REQUIRED TASK: Quote each record exactly, please, leaving none out.

DATA TO USE:
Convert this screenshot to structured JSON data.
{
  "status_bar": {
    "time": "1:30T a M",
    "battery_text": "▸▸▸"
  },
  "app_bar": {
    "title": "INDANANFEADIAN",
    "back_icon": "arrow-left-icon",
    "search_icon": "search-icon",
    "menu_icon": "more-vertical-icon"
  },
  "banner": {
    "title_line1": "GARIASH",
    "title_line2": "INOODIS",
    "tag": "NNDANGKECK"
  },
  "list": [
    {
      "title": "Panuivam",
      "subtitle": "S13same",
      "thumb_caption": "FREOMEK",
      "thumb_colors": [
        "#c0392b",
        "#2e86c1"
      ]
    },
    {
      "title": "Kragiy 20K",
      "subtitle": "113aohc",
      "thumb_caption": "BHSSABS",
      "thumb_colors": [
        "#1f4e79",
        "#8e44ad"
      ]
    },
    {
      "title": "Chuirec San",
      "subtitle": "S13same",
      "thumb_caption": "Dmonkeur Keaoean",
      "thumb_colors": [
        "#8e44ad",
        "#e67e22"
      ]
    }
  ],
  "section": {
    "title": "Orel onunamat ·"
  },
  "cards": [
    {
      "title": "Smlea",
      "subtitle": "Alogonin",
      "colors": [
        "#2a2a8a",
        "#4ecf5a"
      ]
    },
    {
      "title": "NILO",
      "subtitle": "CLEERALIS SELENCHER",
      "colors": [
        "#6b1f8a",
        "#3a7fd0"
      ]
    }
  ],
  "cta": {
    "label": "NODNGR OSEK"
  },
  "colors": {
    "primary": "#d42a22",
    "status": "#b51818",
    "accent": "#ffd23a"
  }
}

TASK ANSWER:
Convert this screenshot to structured JSON data.
{
  "status_bar": {
    "time": "1:30T a M",
    "battery_text": "▸▸▸"
  },
  "app_bar": {
    "title": "INDANANFEADIAN",
    "back_icon": "arrow-left-icon",
    "search_icon": "search-icon",
    "menu_icon": "more-vertical-icon"
  },
  "banner": {
    "title_line1": "GARIASH",
    "title_line2": "INOODIS",
    "tag": "NNDANGKECK"
  },
  "list": [
    {
      "title": "Panuivam",
      "subtitle": "S13same",
      "thumb_caption": "FREOMEK",
      "thumb_colors": [
        "#c0392b",
        "#2e86c1"
      ]
    },
    {
      "title": "Kragiy 20K",
      "subtitle": "113aohc",
      "thumb_caption": "BHSSABS",
      "thumb_colors": [
        "#1f4e79",
        "#8e44ad"
      ]
    },
    {
      "title": "Chuirec San",
      "subtitle": "S13same",
      "thumb_caption": "Dmonkeur Keaoean",
      "thumb_colors": [
        "#8e44ad",
        "#e67e22"
      ]
    }
  ],
  "section": {
    "title": "Orel onunamat ·"
  },
  "cards": [
    {
      "title": "Smlea",
      "subtitle": "Alogonin",
      "colors": [
        "#2a2a8a",
        "#4ecf5a"
      ]
    },
    {
      "title": "NILO",
      "subtitle": "CLEERALIS SELENCHER",
      "colors": [
        "#6b1f8a",
        "#3a7fd0"
      ]
    }
  ],
  "cta": {
    "label": "NODNGR OSEK"
  },
  "colors": {
    "primary": "#d42a22",
    "status": "#b51818",
    "accent": "#ffd23a"
  }
}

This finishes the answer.